(TASK TO COMPLETE):
Nothing in the records may be left out; restate them word for word.

(MATERIAL SUPPLIED):
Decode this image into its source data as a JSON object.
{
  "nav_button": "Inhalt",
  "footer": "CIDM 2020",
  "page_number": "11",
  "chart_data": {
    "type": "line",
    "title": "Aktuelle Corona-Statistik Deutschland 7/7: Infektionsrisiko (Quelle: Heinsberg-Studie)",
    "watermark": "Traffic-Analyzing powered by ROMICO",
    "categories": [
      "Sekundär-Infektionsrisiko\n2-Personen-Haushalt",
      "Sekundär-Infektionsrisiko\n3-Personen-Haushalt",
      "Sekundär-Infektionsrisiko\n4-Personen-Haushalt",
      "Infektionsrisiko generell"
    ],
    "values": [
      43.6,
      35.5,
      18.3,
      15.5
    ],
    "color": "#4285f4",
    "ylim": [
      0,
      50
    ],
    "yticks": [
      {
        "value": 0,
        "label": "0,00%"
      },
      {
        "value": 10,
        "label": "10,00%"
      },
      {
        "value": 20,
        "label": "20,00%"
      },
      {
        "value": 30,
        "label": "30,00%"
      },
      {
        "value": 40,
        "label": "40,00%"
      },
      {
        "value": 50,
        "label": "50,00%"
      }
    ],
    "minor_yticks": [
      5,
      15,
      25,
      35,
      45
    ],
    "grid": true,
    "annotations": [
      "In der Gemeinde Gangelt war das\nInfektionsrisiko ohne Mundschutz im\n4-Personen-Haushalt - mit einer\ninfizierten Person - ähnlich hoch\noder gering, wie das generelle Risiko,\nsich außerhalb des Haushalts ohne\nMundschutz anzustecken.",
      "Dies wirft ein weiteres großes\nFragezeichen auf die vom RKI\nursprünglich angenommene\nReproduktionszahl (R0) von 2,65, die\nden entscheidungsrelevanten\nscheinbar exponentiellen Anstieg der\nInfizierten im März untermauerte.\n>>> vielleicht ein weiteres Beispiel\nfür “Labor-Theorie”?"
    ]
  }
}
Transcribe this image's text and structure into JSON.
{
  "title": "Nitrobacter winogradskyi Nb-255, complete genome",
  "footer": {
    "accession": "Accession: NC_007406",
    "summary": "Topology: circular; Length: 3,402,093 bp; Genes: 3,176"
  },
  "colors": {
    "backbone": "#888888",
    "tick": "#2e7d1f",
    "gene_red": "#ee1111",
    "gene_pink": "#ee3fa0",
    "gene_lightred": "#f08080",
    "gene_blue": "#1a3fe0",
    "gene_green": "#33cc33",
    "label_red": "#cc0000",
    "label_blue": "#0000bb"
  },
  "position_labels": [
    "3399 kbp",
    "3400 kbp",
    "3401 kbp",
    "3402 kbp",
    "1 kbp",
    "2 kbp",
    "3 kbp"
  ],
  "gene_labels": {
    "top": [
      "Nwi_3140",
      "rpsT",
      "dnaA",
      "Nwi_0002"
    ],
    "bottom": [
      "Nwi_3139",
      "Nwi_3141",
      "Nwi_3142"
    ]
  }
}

(SOLUTION TO THE EXERCISE):
Decode this image into its source data as a JSON object.
{
  "nav_button": "Inhalt",
  "footer": "CIDM 2020",
  "page_number": "11",
  "chart_data": {
    "type": "line",
    "title": "Aktuelle Corona-Statistik Deutschland 7/7: Infektionsrisiko (Quelle: Heinsberg-Studie)",
    "watermark": "Traffic-Analyzing powered by ROMICO",
    "categories": [
      "Sekundär-Infektionsrisiko\n2-Personen-Haushalt",
      "Sekundär-Infektionsrisiko\n3-Personen-Haushalt",
      "Sekundär-Infektionsrisiko\n4-Personen-Haushalt",
      "Infektionsrisiko generell"
    ],
    "values": [
      43.6,
      35.5,
      18.3,
      15.5
    ],
    "color": "#4285f4",
    "ylim": [
      0,
      50
    ],
    "yticks": [
      {
        "value": 0,
        "label": "0,00%"
      },
      {
        "value": 10,
        "label": "10,00%"
      },
      {
        "value": 20,
        "label": "20,00%"
      },
      {
        "value": 30,
        "label": "30,00%"
      },
      {
        "value": 40,
        "label": "40,00%"
      },
      {
        "value": 50,
        "label": "50,00%"
      }
    ],
    "minor_yticks": [
      5,
      15,
      25,
      35,
      45
    ],
    "grid": true,
    "annotations": [
      "In der Gemeinde Gangelt war das\nInfektionsrisiko ohne Mundschutz im\n4-Personen-Haushalt - mit einer\ninfizierten Person - ähnlich hoch\noder gering, wie das generelle Risiko,\nsich außerhalb des Haushalts ohne\nMundschutz anzustecken.",
      "Dies wirft ein weiteres großes\nFragezeichen auf die vom RKI\nursprünglich angenommene\nReproduktionszahl (R0) von 2,65, die\nden entscheidungsrelevanten\nscheinbar exponentiellen Anstieg der\nInfizierten im März untermauerte.\n>>> vielleicht ein weiteres Beispiel\nfür “Labor-Theorie”?"
    ]
  }
}
Transcribe this image's text and structure into JSON.
{
  "title": "Nitrobacter winogradskyi Nb-255, complete genome",
  "footer": {
    "accession": "Accession: NC_007406",
    "summary": "Topology: circular; Length: 3,402,093 bp; Genes: 3,176"
  },
  "colors": {
    "backbone": "#888888",
    "tick": "#2e7d1f",
    "gene_red": "#ee1111",
    "gene_pink": "#ee3fa0",
    "gene_lightred": "#f08080",
    "gene_blue": "#1a3fe0",
    "gene_green": "#33cc33",
    "label_red": "#cc0000",
    "label_blue": "#0000bb"
  },
  "position_labels": [
    "3399 kbp",
    "3400 kbp",
    "3401 kbp",
    "3402 kbp",
    "1 kbp",
    "2 kbp",
    "3 kbp"
  ],
  "gene_labels": {
    "top": [
      "Nwi_3140",
      "rpsT",
      "dnaA",
      "Nwi_0002"
    ],
    "bottom": [
      "Nwi_3139",
      "Nwi_3141",
      "Nwi_3142"
    ]
  }
}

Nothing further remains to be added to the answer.